→ **CHALLENGE**
Give only the number of lines in the data that include the string "Bitmap".

→ **INFORMATION SHOWN**

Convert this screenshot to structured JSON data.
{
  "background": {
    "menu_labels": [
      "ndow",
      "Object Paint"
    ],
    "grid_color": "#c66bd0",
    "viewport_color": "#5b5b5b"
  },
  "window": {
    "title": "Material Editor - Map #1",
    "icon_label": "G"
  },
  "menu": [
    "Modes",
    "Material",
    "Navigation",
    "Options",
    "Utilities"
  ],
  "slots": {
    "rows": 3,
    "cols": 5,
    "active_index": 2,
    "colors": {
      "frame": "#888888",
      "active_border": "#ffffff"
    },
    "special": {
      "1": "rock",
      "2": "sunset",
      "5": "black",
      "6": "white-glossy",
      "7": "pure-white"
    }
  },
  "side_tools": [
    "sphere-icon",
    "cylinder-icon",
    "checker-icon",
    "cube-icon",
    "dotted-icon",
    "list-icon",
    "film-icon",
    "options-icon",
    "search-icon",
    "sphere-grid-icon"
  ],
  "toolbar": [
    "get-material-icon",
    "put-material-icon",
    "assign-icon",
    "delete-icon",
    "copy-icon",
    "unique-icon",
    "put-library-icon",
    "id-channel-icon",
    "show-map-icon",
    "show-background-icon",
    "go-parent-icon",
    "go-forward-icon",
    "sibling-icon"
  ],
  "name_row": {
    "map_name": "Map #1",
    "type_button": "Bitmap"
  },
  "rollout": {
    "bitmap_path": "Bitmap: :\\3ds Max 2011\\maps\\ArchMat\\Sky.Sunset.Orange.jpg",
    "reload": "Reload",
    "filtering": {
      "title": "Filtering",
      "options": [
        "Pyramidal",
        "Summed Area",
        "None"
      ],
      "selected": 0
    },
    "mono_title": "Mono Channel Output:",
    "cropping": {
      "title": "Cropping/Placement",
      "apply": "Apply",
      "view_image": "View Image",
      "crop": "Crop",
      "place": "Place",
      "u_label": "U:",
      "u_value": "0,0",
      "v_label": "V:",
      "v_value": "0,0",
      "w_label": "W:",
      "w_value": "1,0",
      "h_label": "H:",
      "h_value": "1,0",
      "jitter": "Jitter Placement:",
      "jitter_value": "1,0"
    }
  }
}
==
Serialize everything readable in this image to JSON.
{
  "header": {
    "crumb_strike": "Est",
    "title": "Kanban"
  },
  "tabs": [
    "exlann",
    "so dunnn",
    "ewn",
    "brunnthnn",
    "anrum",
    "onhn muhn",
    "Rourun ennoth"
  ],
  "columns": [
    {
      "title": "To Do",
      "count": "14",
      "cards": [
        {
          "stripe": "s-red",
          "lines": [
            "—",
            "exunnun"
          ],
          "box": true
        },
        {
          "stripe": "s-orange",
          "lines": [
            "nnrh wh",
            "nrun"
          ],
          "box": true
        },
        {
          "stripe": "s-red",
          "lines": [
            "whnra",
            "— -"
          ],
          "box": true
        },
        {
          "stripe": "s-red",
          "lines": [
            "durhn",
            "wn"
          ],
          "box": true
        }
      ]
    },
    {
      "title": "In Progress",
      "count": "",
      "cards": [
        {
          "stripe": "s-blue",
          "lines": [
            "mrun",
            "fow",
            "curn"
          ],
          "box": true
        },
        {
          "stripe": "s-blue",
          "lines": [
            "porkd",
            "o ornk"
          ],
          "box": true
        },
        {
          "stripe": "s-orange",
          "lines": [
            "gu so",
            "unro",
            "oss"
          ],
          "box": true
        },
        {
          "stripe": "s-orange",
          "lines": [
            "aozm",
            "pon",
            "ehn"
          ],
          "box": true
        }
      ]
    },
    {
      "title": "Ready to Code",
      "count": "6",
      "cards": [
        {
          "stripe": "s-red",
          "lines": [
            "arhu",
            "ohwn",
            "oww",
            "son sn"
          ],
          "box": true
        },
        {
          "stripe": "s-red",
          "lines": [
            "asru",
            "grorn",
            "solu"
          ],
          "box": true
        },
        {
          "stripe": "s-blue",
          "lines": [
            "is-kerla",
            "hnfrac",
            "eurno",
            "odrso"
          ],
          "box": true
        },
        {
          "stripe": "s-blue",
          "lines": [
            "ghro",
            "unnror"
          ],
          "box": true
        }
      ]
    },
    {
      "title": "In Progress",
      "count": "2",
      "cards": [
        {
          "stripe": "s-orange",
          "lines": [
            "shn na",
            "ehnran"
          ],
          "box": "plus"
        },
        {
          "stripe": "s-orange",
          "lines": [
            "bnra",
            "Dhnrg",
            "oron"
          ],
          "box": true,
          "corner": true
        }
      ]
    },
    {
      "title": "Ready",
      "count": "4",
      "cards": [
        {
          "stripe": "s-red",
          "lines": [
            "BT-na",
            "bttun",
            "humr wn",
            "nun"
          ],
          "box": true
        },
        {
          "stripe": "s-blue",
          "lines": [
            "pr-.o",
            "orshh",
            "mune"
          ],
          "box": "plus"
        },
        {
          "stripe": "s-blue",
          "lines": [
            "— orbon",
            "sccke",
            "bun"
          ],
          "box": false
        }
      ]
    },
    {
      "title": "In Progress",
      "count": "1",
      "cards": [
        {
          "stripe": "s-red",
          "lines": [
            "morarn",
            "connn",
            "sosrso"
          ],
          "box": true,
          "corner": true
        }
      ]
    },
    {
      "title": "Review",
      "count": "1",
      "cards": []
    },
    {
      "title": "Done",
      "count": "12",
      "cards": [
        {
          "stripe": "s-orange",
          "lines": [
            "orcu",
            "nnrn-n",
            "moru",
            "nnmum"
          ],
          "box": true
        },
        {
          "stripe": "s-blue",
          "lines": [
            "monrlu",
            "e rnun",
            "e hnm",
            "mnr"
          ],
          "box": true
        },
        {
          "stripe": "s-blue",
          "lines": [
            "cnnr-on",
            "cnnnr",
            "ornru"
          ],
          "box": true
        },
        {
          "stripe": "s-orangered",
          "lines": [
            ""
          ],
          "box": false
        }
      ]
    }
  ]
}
==
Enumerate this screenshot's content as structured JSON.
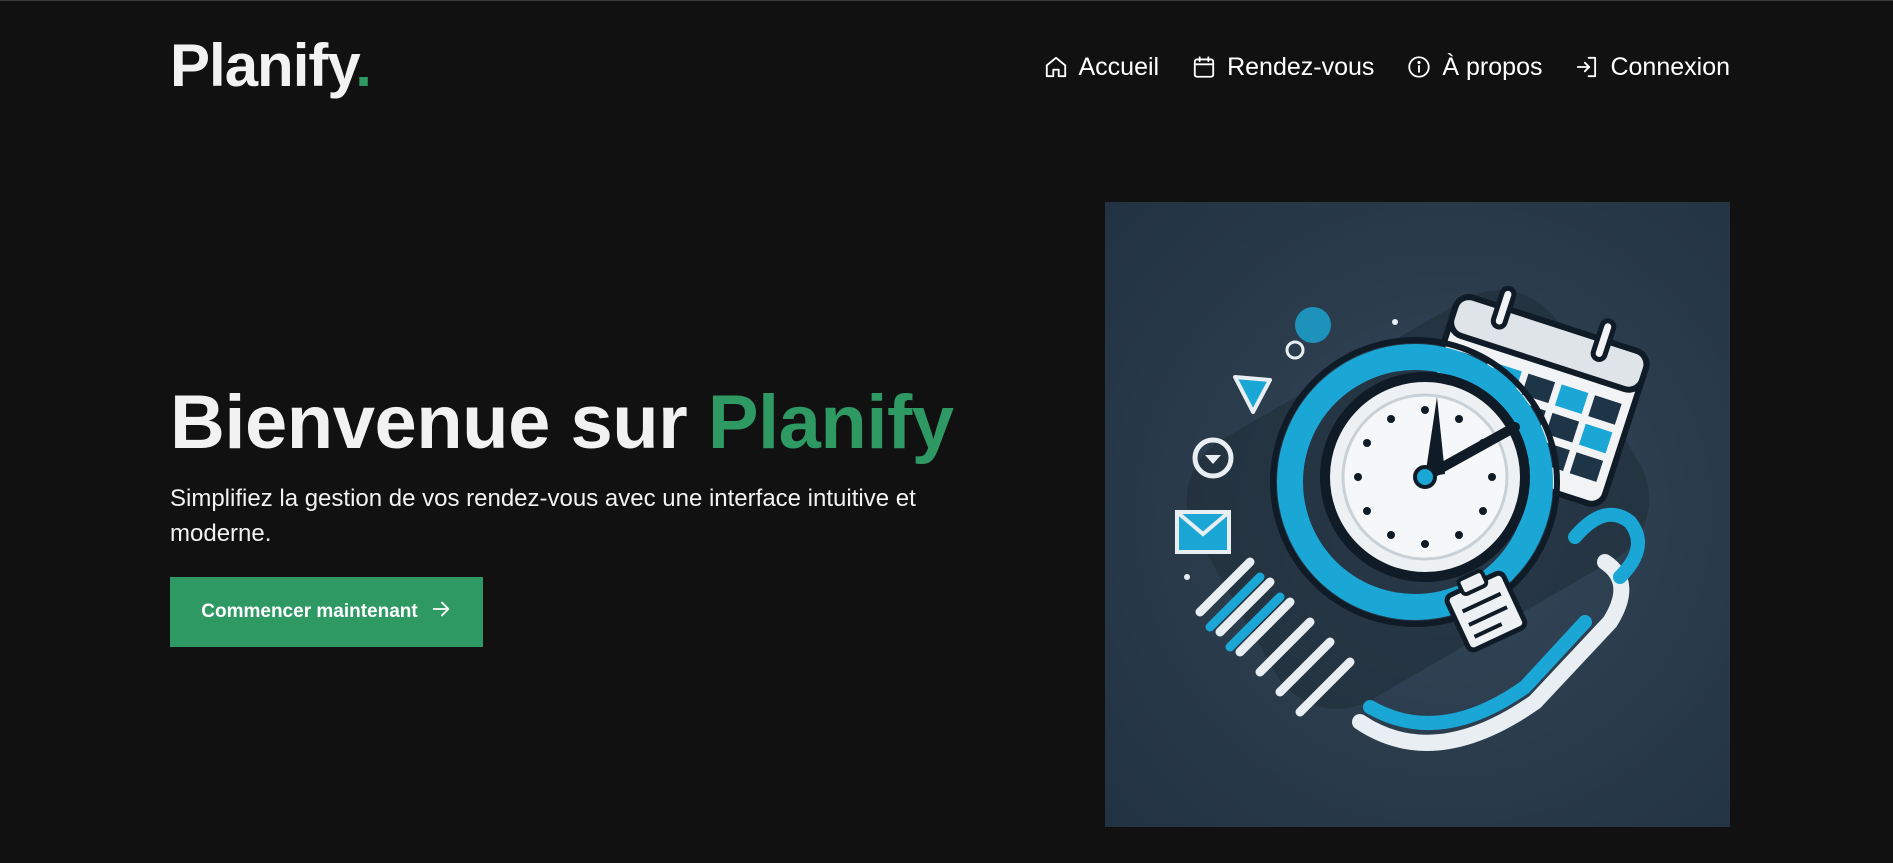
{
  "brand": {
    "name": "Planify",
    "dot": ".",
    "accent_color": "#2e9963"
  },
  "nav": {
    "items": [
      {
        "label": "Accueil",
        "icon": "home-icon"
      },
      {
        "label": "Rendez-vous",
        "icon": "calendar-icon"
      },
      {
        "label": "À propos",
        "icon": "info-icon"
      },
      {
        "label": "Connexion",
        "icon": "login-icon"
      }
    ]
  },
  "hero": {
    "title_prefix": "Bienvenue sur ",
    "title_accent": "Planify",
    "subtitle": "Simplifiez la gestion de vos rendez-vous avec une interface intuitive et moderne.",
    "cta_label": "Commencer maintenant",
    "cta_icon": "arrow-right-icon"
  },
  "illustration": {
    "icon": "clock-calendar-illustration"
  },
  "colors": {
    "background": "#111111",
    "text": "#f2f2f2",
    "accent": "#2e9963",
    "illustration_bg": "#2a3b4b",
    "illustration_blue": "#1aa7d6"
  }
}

→ **SOLUTION FOR THIS TASK**
2